Problem
Comb through the entries for "湖南路至广西路" and pull out each line that holds it.

********************

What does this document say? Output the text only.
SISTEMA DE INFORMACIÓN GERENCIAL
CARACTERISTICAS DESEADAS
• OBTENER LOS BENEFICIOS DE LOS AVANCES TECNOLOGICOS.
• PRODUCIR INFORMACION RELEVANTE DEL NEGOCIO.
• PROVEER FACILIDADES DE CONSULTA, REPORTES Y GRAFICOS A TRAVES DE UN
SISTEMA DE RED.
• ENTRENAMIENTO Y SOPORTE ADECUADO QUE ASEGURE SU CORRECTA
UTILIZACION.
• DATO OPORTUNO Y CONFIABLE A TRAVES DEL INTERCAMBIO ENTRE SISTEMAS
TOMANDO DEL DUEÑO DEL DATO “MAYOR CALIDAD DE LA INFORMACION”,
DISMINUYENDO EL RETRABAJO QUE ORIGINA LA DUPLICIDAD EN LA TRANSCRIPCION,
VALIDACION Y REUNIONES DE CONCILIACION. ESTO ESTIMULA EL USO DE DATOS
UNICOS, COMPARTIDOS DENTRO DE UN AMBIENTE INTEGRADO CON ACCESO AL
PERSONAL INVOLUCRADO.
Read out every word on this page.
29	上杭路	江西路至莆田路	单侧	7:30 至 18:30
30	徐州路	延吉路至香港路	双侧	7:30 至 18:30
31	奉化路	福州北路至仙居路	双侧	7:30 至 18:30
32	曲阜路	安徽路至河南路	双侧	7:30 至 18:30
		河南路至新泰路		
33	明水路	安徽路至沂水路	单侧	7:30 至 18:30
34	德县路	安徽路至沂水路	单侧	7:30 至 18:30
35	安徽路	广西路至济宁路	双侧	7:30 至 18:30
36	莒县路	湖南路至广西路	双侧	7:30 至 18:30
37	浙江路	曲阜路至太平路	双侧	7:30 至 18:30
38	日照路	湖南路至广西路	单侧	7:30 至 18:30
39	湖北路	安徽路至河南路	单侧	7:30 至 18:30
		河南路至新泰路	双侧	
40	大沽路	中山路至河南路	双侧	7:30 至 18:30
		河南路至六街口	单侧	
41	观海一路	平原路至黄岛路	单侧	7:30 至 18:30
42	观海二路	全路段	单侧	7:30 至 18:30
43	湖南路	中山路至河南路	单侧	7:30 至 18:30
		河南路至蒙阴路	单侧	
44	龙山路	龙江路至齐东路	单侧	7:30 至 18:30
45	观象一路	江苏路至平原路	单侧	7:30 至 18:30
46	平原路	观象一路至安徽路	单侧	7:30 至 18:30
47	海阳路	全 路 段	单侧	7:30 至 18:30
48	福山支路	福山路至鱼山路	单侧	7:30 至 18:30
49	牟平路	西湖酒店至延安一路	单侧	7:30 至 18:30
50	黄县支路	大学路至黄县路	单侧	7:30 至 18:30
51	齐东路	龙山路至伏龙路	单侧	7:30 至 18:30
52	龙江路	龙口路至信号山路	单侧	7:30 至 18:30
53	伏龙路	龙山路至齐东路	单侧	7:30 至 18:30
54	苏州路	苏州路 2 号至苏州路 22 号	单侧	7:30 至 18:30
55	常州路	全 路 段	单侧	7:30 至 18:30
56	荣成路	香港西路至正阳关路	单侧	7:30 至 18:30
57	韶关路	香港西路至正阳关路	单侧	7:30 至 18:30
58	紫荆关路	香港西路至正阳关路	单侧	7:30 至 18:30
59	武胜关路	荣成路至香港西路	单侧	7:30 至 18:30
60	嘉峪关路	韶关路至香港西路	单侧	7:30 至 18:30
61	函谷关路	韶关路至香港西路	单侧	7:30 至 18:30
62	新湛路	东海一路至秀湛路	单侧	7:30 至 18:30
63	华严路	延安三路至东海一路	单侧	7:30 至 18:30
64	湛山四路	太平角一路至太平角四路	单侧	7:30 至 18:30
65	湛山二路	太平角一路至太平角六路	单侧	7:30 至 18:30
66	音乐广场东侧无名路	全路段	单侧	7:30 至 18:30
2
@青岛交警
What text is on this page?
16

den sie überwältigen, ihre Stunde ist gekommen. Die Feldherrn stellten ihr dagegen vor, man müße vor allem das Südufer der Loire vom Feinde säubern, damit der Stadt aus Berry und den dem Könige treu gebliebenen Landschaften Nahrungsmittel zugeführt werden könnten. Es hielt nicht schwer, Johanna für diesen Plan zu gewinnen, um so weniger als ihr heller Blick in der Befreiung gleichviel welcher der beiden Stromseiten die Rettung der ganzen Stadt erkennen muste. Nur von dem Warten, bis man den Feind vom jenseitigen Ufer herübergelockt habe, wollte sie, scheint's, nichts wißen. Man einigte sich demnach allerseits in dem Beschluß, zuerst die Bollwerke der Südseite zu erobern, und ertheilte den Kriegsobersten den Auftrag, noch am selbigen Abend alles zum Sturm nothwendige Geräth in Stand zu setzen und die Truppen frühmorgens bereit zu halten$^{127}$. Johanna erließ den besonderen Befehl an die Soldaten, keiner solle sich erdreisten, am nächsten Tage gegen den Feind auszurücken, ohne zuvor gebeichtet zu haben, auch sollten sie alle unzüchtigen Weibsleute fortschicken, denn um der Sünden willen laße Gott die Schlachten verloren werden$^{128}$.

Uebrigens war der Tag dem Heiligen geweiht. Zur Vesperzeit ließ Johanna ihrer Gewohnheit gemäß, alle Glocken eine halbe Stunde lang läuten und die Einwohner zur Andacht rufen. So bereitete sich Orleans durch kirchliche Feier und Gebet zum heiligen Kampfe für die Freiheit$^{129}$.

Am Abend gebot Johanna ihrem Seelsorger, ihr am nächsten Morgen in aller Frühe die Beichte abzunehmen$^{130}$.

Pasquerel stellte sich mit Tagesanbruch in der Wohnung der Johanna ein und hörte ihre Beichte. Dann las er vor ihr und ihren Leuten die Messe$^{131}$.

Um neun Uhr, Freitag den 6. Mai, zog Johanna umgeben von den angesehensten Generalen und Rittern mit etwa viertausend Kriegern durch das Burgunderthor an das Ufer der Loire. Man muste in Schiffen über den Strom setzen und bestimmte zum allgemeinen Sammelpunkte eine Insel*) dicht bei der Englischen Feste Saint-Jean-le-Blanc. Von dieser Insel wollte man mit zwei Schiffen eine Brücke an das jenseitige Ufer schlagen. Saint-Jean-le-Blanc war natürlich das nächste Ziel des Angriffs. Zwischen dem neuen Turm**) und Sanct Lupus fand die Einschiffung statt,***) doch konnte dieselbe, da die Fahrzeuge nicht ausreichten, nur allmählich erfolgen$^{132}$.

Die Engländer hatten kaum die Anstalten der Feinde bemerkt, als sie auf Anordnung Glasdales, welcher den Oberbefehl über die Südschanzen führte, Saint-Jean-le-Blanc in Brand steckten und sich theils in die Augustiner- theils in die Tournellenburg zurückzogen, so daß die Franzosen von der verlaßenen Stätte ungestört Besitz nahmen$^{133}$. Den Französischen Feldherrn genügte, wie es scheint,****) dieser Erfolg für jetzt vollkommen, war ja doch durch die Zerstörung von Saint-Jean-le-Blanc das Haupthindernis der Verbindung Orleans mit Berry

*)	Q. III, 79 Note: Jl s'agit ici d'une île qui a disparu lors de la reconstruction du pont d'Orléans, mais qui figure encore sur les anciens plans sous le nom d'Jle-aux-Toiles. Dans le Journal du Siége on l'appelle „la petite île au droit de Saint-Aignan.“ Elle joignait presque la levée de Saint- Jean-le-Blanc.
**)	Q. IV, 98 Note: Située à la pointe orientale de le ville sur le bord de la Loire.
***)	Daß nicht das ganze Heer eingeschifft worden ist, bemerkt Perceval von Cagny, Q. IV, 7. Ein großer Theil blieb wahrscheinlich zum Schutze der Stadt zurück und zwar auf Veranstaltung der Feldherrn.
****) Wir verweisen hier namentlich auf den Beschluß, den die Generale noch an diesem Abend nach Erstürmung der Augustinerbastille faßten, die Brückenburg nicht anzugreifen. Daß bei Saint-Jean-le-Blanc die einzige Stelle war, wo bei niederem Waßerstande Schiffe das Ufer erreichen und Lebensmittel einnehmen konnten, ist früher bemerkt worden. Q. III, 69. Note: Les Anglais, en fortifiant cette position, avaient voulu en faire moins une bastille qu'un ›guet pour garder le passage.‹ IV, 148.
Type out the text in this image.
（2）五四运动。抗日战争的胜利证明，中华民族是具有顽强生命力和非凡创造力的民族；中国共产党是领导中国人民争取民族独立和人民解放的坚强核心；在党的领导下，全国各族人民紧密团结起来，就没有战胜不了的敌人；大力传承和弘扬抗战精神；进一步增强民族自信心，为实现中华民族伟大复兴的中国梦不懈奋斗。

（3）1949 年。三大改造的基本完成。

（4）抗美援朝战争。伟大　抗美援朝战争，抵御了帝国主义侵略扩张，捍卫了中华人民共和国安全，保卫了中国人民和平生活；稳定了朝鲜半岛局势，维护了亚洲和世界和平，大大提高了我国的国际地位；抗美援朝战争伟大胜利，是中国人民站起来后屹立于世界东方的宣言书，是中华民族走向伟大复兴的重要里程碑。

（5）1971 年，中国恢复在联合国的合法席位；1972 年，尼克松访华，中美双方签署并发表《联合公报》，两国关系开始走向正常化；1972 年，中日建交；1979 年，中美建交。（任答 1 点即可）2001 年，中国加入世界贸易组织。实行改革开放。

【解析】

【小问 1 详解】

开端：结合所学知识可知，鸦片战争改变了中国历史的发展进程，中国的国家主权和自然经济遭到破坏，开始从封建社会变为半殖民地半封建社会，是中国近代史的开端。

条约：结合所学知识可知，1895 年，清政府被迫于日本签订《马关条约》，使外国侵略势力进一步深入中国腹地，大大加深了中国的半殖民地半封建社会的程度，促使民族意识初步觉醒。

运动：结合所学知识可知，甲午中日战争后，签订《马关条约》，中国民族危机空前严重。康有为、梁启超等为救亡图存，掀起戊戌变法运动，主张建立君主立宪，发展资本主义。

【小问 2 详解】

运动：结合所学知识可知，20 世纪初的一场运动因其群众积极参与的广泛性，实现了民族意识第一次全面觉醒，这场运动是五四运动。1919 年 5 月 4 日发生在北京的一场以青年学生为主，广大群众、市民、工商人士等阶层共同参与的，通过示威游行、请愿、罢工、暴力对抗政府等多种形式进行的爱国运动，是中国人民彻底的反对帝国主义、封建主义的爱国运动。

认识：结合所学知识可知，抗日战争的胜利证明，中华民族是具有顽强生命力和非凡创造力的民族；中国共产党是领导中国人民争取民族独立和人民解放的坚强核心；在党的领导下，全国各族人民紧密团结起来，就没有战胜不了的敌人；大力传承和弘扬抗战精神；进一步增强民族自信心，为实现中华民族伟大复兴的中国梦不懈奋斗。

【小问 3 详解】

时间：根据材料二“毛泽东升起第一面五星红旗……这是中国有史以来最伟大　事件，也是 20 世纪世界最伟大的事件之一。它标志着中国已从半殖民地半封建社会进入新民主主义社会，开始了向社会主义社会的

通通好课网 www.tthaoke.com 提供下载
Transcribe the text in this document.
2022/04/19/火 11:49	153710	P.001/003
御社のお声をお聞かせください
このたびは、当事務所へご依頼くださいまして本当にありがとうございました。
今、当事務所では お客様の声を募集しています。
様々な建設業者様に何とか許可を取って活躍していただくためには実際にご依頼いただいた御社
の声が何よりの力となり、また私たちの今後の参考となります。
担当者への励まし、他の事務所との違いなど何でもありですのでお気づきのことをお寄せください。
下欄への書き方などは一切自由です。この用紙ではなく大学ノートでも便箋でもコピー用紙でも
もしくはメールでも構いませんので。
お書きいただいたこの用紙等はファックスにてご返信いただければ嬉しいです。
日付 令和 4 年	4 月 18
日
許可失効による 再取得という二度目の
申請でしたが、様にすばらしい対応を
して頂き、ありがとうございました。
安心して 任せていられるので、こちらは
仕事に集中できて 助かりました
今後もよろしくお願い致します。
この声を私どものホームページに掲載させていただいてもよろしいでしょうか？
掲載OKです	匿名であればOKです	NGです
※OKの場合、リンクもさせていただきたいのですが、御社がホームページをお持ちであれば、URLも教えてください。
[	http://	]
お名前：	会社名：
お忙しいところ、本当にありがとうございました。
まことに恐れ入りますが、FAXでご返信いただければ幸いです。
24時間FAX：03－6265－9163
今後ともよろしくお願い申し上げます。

********************

Result of this exercise
36	莒县路	湖南路至广西路	双侧	7:30 至 18:30
38	日照路	湖南路至广西路	单侧	7:30 至 18:30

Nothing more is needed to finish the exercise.